_TASK REQUIREMENTS_. Restate the whole listing exactly.

_DATA_.
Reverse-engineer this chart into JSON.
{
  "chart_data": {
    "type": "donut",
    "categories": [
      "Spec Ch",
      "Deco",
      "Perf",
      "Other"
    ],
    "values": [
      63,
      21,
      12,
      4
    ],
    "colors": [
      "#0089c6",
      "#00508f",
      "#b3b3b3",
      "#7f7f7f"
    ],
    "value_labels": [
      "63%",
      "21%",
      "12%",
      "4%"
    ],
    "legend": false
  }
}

_TASK RESPONSE_.
Reverse-engineer this chart into JSON.
{
  "chart_data": {
    "type": "donut",
    "categories": [
      "Spec Ch",
      "Deco",
      "Perf",
      "Other"
    ],
    "values": [
      63,
      21,
      12,
      4
    ],
    "colors": [
      "#0089c6",
      "#00508f",
      "#b3b3b3",
      "#7f7f7f"
    ],
    "value_labels": [
      "63%",
      "21%",
      "12%",
      "4%"
    ],
    "legend": false
  }
}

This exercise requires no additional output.